TASK BRIEF: Count every line that holds the string "voies", then give that number alone.

INFORMATION PROVIDED:

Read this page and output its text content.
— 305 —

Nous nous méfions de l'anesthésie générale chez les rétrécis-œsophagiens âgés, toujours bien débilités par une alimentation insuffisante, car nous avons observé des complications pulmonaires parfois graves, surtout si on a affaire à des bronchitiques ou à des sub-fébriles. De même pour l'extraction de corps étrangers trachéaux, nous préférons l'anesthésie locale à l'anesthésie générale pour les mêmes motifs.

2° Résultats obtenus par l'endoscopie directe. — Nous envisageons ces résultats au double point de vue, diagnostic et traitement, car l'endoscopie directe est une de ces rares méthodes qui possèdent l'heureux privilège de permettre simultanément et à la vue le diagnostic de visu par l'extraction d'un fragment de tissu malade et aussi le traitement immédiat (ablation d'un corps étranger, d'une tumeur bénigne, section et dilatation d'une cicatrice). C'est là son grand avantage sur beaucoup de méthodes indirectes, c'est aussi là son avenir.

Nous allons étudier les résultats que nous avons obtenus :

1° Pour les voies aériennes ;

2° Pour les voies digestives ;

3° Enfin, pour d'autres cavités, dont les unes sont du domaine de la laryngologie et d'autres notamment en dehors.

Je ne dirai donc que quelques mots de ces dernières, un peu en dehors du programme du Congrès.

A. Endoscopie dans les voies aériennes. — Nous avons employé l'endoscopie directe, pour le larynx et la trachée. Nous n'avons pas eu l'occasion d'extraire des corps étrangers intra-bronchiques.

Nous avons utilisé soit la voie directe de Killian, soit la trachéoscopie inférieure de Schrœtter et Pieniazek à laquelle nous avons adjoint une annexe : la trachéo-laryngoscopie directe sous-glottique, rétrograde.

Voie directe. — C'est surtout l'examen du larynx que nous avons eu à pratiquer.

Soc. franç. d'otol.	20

CORRECT OUTPUT: 3